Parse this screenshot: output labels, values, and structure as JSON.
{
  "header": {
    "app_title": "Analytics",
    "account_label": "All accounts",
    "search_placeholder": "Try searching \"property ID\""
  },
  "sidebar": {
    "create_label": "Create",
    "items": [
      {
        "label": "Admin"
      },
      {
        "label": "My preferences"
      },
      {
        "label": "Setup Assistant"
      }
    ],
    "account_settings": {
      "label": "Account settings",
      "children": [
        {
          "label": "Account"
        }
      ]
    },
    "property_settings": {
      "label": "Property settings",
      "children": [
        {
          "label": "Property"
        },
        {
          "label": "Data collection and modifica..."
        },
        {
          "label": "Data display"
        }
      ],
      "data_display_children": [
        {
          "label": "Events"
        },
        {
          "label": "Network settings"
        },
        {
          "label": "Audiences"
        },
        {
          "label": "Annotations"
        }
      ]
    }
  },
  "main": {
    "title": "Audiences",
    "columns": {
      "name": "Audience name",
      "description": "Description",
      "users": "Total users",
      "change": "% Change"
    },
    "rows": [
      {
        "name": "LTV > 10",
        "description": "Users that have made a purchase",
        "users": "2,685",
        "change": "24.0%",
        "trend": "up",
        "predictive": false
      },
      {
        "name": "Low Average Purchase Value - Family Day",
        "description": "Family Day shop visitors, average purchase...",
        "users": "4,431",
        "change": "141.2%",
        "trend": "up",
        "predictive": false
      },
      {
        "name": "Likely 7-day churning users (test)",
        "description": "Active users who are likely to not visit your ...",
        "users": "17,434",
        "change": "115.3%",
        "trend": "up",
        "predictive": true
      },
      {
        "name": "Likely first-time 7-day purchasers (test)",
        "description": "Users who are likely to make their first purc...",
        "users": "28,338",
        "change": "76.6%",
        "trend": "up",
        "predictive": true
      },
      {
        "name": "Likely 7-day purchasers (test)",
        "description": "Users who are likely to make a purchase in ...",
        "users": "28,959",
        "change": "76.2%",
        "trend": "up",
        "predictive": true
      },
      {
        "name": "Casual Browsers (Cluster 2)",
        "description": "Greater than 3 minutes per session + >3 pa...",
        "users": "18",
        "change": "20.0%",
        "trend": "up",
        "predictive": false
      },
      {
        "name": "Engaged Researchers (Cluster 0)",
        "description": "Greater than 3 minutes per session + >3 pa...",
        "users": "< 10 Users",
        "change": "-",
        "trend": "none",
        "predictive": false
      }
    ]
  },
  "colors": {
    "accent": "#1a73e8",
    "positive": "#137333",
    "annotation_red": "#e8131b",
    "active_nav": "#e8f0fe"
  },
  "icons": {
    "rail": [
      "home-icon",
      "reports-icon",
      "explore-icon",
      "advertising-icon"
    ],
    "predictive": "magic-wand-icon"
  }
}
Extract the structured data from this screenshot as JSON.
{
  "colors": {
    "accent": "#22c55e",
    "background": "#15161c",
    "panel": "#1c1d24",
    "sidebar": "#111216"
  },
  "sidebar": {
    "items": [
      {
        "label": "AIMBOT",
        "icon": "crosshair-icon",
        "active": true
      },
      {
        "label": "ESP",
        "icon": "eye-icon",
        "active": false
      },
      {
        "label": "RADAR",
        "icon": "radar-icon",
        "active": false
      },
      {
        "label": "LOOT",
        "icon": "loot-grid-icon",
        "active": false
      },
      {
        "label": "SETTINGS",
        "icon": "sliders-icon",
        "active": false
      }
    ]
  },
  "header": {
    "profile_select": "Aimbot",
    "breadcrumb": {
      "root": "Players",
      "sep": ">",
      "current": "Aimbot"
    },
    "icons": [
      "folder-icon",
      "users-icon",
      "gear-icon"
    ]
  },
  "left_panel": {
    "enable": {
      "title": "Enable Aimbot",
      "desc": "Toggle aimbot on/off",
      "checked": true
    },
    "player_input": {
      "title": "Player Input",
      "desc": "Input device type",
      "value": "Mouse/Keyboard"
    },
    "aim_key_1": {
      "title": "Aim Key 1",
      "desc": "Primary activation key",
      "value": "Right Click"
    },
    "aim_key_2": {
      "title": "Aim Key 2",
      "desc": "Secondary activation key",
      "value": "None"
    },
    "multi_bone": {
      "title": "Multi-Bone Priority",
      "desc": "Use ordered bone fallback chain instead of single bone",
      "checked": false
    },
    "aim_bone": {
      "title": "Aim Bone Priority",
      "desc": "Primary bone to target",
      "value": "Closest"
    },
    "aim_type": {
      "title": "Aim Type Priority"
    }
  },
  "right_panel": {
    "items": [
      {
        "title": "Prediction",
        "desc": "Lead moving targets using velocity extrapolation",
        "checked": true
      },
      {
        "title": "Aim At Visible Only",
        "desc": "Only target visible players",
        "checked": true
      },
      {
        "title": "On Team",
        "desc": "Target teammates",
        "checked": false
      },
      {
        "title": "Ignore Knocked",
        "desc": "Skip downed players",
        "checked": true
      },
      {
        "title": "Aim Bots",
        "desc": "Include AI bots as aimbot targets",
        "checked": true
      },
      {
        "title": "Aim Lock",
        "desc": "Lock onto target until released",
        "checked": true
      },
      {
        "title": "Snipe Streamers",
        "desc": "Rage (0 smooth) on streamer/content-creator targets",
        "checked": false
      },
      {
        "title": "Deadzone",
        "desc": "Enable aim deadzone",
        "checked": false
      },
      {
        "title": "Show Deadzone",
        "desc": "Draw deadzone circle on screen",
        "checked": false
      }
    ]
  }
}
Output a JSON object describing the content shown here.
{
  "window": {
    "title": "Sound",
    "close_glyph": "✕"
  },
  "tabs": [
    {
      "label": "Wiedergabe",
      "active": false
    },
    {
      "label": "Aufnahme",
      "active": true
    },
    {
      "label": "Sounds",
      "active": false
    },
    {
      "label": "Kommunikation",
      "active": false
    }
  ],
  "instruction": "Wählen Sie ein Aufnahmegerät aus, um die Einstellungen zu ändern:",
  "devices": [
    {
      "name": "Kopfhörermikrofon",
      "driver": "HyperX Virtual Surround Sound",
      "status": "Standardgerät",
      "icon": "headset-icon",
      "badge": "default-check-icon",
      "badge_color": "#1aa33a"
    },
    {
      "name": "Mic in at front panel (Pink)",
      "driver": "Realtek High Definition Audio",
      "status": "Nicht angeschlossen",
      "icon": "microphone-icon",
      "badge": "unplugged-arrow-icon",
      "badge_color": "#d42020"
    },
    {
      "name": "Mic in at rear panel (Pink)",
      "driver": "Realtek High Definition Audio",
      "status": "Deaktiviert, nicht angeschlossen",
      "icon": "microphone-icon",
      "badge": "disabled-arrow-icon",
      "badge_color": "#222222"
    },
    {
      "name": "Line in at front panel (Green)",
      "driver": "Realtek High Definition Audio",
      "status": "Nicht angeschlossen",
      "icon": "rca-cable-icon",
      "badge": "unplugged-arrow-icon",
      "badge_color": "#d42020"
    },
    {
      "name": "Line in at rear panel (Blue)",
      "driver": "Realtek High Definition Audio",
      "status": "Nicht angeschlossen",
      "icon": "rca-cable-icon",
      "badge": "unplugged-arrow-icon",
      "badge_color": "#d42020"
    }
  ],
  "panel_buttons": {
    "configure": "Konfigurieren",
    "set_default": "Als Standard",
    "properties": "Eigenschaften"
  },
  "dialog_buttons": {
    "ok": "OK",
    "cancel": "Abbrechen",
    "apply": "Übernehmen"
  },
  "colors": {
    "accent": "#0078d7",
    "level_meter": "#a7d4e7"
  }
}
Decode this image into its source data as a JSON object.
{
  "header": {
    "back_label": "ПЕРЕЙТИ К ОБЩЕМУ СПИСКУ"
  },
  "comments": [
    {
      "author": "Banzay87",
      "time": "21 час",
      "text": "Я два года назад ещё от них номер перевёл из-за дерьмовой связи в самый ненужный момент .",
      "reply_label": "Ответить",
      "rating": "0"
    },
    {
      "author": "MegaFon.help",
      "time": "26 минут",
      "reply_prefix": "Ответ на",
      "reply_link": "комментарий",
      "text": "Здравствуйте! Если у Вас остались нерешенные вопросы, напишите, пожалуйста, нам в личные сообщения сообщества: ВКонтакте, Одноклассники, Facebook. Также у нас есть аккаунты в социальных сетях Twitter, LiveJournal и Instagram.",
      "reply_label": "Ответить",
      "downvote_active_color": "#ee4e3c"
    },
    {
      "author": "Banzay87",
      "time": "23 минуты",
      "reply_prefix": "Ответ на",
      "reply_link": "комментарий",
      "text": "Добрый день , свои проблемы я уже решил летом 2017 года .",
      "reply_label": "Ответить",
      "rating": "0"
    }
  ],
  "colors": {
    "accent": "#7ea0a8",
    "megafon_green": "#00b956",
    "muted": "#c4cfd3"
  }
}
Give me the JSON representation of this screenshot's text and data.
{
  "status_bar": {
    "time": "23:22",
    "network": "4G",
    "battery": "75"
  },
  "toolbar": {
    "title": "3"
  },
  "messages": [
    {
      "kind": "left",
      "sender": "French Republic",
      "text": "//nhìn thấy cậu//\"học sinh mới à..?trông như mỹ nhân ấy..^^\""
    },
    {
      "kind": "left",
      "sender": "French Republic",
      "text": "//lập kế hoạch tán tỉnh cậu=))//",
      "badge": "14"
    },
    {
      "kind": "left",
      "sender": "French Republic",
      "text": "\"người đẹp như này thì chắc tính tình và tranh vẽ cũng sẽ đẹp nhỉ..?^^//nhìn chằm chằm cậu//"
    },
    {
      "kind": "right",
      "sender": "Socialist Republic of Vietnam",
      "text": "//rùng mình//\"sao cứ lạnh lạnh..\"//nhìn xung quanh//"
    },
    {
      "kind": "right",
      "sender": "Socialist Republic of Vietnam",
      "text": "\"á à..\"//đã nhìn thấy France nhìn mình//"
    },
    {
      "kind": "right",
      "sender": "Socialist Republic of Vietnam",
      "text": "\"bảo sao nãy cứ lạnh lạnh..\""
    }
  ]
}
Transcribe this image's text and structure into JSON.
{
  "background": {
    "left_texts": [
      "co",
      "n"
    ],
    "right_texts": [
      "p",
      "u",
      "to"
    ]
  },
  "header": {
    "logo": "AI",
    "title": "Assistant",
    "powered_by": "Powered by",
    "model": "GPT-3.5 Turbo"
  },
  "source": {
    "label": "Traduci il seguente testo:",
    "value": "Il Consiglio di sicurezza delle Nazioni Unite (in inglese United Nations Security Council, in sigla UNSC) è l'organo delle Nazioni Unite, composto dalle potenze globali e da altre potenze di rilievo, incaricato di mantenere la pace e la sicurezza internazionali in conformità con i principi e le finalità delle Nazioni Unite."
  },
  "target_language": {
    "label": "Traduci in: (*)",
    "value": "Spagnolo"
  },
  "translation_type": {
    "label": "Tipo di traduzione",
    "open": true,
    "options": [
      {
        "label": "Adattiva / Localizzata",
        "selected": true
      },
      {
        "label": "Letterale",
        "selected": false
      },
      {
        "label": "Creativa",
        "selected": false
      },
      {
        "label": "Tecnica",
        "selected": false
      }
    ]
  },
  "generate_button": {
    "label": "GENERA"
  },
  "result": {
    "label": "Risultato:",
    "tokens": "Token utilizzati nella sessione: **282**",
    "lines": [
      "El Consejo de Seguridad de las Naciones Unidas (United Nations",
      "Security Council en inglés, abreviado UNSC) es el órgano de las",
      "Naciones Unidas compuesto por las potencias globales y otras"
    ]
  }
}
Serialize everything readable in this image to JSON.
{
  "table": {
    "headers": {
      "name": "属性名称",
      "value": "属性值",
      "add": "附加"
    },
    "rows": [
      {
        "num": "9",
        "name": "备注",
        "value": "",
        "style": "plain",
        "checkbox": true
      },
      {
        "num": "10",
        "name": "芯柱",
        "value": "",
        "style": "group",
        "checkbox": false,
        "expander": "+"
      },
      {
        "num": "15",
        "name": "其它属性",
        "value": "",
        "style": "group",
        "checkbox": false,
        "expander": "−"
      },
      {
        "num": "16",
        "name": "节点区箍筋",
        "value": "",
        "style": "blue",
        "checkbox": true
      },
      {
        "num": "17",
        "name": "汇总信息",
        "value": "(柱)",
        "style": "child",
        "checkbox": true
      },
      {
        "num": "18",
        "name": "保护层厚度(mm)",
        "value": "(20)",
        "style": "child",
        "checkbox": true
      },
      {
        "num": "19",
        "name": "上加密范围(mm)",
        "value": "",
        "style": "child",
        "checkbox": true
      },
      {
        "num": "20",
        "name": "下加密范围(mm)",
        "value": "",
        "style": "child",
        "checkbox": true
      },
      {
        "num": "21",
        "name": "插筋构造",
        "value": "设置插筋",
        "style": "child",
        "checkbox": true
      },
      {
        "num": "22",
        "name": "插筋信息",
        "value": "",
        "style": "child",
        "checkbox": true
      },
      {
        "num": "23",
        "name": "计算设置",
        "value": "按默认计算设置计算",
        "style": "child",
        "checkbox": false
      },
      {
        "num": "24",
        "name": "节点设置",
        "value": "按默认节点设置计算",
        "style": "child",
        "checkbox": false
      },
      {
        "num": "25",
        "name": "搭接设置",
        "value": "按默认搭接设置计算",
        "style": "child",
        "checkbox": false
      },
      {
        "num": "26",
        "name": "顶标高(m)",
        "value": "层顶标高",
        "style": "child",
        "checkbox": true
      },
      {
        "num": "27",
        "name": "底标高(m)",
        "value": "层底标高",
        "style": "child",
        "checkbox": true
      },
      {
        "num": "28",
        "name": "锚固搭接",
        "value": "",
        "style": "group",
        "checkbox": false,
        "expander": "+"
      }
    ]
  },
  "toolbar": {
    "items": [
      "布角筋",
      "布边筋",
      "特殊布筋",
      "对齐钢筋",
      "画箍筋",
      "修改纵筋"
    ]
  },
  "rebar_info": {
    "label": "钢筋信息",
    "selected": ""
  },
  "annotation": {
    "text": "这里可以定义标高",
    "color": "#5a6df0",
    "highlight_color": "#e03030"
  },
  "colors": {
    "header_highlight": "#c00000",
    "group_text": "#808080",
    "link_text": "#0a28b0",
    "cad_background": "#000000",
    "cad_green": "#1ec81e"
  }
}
☆ ☆ ☆ ☆ ☆
Say the number of lines in the records above that include the string "mình", and no more.

2